§ **Dataset extract**:
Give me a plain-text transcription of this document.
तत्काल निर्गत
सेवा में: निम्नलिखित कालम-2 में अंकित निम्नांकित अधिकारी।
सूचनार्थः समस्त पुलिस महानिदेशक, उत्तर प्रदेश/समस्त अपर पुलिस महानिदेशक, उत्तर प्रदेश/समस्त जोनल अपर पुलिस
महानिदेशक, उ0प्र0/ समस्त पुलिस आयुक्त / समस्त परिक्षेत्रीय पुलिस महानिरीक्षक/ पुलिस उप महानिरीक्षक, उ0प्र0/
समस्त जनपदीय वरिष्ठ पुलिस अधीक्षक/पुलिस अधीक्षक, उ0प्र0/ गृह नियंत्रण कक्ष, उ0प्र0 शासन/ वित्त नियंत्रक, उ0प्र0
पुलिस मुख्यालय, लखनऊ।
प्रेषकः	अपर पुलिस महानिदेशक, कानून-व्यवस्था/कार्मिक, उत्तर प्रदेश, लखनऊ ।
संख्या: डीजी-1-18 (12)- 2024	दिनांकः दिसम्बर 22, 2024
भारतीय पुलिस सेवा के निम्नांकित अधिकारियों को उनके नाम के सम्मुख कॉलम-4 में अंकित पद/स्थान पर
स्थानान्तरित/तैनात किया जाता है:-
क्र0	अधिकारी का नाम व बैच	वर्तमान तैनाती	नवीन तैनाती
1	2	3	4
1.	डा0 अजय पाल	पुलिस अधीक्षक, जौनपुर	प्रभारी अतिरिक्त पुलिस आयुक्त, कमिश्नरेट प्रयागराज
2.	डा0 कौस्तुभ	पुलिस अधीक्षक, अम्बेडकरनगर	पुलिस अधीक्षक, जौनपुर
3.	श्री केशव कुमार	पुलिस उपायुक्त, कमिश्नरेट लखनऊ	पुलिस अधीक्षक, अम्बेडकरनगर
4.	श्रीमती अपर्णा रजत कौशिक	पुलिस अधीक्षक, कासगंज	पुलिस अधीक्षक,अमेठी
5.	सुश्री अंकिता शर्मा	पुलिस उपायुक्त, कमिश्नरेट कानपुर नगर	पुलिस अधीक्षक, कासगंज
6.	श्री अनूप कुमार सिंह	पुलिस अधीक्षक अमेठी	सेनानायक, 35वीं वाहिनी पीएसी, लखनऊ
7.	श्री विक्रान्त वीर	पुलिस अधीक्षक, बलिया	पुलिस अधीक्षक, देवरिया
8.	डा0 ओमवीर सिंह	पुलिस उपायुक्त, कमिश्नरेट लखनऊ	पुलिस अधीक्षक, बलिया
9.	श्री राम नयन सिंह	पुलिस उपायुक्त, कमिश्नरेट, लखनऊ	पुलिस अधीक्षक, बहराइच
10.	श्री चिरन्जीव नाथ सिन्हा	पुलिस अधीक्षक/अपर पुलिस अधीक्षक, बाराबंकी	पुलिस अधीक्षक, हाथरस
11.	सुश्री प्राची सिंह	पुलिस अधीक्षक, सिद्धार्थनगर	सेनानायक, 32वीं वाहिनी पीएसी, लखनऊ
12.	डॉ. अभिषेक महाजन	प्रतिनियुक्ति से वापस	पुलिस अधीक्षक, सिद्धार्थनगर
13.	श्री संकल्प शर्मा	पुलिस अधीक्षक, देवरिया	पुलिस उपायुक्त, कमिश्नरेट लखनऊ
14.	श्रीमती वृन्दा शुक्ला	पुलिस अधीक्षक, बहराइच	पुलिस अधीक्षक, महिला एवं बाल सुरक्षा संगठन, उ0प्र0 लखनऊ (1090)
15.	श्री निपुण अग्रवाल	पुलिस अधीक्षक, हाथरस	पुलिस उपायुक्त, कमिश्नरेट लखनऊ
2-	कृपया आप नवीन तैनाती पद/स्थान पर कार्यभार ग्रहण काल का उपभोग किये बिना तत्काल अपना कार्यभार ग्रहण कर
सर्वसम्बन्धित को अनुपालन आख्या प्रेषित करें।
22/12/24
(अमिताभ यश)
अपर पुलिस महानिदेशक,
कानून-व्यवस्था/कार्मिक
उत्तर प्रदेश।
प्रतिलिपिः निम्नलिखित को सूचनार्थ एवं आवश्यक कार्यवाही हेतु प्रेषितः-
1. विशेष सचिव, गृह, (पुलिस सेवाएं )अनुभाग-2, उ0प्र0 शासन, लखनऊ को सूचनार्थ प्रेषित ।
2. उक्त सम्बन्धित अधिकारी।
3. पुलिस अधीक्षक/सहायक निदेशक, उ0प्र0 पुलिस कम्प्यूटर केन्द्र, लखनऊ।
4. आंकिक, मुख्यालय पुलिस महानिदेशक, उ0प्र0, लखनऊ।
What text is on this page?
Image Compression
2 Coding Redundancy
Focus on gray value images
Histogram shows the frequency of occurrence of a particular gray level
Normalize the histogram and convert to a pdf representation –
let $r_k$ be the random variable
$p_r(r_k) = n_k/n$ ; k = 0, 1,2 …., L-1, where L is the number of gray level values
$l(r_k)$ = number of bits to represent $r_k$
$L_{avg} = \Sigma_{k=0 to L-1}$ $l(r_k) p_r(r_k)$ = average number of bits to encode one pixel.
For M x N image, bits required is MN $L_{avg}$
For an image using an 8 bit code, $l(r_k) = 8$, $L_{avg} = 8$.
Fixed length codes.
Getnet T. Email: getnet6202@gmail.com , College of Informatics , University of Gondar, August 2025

§ **Problem statement**:
Count every line in the listing above that holds "this", then report only the count.

§ **Worked answer**:
2